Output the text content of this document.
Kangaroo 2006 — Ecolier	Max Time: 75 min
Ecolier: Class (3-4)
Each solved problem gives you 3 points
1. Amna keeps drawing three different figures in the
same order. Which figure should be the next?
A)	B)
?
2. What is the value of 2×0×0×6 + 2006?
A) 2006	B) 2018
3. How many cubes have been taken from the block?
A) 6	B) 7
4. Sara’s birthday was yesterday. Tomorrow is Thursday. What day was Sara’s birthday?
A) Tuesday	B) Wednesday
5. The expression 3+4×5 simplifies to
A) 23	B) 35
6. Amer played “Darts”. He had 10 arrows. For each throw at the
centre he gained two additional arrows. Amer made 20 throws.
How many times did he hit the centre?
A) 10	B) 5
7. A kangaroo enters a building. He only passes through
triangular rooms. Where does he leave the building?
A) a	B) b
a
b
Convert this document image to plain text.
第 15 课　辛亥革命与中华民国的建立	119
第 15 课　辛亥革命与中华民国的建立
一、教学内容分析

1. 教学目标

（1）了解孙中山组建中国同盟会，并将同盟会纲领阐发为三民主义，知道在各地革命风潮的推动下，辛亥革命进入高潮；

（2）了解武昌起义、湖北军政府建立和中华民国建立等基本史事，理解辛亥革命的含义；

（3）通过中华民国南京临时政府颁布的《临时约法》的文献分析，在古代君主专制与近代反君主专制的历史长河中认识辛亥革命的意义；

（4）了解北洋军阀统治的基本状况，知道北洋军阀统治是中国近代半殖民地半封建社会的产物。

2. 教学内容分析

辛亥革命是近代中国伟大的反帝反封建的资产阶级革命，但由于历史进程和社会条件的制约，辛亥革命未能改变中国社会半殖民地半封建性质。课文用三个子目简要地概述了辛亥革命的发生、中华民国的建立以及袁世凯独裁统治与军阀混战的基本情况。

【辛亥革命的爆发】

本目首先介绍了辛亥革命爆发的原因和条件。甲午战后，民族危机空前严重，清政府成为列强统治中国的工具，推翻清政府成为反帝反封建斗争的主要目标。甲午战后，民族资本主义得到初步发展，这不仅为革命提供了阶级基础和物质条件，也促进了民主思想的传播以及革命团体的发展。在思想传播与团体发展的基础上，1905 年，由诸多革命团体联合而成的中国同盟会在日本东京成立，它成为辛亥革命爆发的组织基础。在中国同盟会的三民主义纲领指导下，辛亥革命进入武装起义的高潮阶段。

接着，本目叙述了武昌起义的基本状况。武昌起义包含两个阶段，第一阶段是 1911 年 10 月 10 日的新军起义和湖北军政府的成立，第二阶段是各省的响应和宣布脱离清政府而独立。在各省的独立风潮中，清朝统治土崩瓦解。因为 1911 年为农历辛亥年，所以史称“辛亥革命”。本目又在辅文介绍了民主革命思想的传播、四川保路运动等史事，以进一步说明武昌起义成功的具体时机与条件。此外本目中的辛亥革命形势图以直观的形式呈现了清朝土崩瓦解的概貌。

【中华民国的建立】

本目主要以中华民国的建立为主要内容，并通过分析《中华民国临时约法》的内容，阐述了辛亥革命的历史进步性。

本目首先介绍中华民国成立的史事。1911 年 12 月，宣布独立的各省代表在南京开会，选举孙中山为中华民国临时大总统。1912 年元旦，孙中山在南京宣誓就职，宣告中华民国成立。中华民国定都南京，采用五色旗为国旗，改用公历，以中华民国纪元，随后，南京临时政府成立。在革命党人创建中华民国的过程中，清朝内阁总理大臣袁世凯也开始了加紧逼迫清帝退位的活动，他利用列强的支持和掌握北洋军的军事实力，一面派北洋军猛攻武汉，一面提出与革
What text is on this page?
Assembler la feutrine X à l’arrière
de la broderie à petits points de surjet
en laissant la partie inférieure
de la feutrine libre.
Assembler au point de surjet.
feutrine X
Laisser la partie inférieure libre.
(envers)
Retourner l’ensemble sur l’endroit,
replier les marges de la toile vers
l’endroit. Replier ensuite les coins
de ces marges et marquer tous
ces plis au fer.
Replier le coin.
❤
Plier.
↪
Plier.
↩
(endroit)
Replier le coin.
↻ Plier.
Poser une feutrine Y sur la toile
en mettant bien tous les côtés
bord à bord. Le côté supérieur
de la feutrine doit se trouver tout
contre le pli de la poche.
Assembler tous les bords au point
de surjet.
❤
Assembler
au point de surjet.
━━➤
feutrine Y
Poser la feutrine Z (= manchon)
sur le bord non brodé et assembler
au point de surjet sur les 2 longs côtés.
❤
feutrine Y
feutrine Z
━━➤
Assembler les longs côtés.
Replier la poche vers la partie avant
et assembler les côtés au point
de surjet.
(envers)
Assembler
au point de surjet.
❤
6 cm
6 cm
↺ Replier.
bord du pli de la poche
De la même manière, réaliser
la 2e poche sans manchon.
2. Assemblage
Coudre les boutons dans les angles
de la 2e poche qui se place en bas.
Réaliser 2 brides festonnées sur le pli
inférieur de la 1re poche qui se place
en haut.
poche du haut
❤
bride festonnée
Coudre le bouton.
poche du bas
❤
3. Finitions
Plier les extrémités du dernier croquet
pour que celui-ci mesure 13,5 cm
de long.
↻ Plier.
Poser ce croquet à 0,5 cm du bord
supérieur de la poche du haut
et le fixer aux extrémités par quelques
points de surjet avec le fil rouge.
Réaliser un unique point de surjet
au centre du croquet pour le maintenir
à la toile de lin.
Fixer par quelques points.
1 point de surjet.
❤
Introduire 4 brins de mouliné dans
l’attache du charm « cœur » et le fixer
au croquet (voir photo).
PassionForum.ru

****************

__EXERCISE PROMPT__
Return each line of the data exactly as written above.

__SOLUTION TO THE EXERCISE__
Output the text content of this document.
Kangaroo 2006 — Ecolier	Max Time: 75 min
Ecolier: Class (3-4)
Each solved problem gives you 3 points
1. Amna keeps drawing three different figures in the
same order. Which figure should be the next?
A)	B)
?
2. What is the value of 2×0×0×6 + 2006?
A) 2006	B) 2018
3. How many cubes have been taken from the block?
A) 6	B) 7
4. Sara’s birthday was yesterday. Tomorrow is Thursday. What day was Sara’s birthday?
A) Tuesday	B) Wednesday
5. The expression 3+4×5 simplifies to
A) 23	B) 35
6. Amer played “Darts”. He had 10 arrows. For each throw at the
centre he gained two additional arrows. Amer made 20 throws.
How many times did he hit the centre?
A) 10	B) 5
7. A kangaroo enters a building. He only passes through
triangular rooms. Where does he leave the building?
A) a	B) b
a
b
Convert this document image to plain text.
第 15 课　辛亥革命与中华民国的建立	119
第 15 课　辛亥革命与中华民国的建立
一、教学内容分析

1. 教学目标

（1）了解孙中山组建中国同盟会，并将同盟会纲领阐发为三民主义，知道在各地革命风潮的推动下，辛亥革命进入高潮；

（2）了解武昌起义、湖北军政府建立和中华民国建立等基本史事，理解辛亥革命的含义；

（3）通过中华民国南京临时政府颁布的《临时约法》的文献分析，在古代君主专制与近代反君主专制的历史长河中认识辛亥革命的意义；

（4）了解北洋军阀统治的基本状况，知道北洋军阀统治是中国近代半殖民地半封建社会的产物。

2. 教学内容分析

辛亥革命是近代中国伟大的反帝反封建的资产阶级革命，但由于历史进程和社会条件的制约，辛亥革命未能改变中国社会半殖民地半封建性质。课文用三个子目简要地概述了辛亥革命的发生、中华民国的建立以及袁世凯独裁统治与军阀混战的基本情况。

【辛亥革命的爆发】

本目首先介绍了辛亥革命爆发的原因和条件。甲午战后，民族危机空前严重，清政府成为列强统治中国的工具，推翻清政府成为反帝反封建斗争的主要目标。甲午战后，民族资本主义得到初步发展，这不仅为革命提供了阶级基础和物质条件，也促进了民主思想的传播以及革命团体的发展。在思想传播与团体发展的基础上，1905 年，由诸多革命团体联合而成的中国同盟会在日本东京成立，它成为辛亥革命爆发的组织基础。在中国同盟会的三民主义纲领指导下，辛亥革命进入武装起义的高潮阶段。

接着，本目叙述了武昌起义的基本状况。武昌起义包含两个阶段，第一阶段是 1911 年 10 月 10 日的新军起义和湖北军政府的成立，第二阶段是各省的响应和宣布脱离清政府而独立。在各省的独立风潮中，清朝统治土崩瓦解。因为 1911 年为农历辛亥年，所以史称“辛亥革命”。本目又在辅文介绍了民主革命思想的传播、四川保路运动等史事，以进一步说明武昌起义成功的具体时机与条件。此外本目中的辛亥革命形势图以直观的形式呈现了清朝土崩瓦解的概貌。

【中华民国的建立】

本目主要以中华民国的建立为主要内容，并通过分析《中华民国临时约法》的内容，阐述了辛亥革命的历史进步性。

本目首先介绍中华民国成立的史事。1911 年 12 月，宣布独立的各省代表在南京开会，选举孙中山为中华民国临时大总统。1912 年元旦，孙中山在南京宣誓就职，宣告中华民国成立。中华民国定都南京，采用五色旗为国旗，改用公历，以中华民国纪元，随后，南京临时政府成立。在革命党人创建中华民国的过程中，清朝内阁总理大臣袁世凯也开始了加紧逼迫清帝退位的活动，他利用列强的支持和掌握北洋军的军事实力，一面派北洋军猛攻武汉，一面提出与革
What text is on this page?
Assembler la feutrine X à l’arrière
de la broderie à petits points de surjet
en laissant la partie inférieure
de la feutrine libre.
Assembler au point de surjet.
feutrine X
Laisser la partie inférieure libre.
(envers)
Retourner l’ensemble sur l’endroit,
replier les marges de la toile vers
l’endroit. Replier ensuite les coins
de ces marges et marquer tous
ces plis au fer.
Replier le coin.
❤
Plier.
↪
Plier.
↩
(endroit)
Replier le coin.
↻ Plier.
Poser une feutrine Y sur la toile
en mettant bien tous les côtés
bord à bord. Le côté supérieur
de la feutrine doit se trouver tout
contre le pli de la poche.
Assembler tous les bords au point
de surjet.
❤
Assembler
au point de surjet.
━━➤
feutrine Y
Poser la feutrine Z (= manchon)
sur le bord non brodé et assembler
au point de surjet sur les 2 longs côtés.
❤
feutrine Y
feutrine Z
━━➤
Assembler les longs côtés.
Replier la poche vers la partie avant
et assembler les côtés au point
de surjet.
(envers)
Assembler
au point de surjet.
❤
6 cm
6 cm
↺ Replier.
bord du pli de la poche
De la même manière, réaliser
la 2e poche sans manchon.
2. Assemblage
Coudre les boutons dans les angles
de la 2e poche qui se place en bas.
Réaliser 2 brides festonnées sur le pli
inférieur de la 1re poche qui se place
en haut.
poche du haut
❤
bride festonnée
Coudre le bouton.
poche du bas
❤
3. Finitions
Plier les extrémités du dernier croquet
pour que celui-ci mesure 13,5 cm
de long.
↻ Plier.
Poser ce croquet à 0,5 cm du bord
supérieur de la poche du haut
et le fixer aux extrémités par quelques
points de surjet avec le fil rouge.
Réaliser un unique point de surjet
au centre du croquet pour le maintenir
à la toile de lin.
Fixer par quelques points.
1 point de surjet.
❤
Introduire 4 brins de mouliné dans
l’attache du charm « cœur » et le fixer
au croquet (voir photo).
PassionForum.ru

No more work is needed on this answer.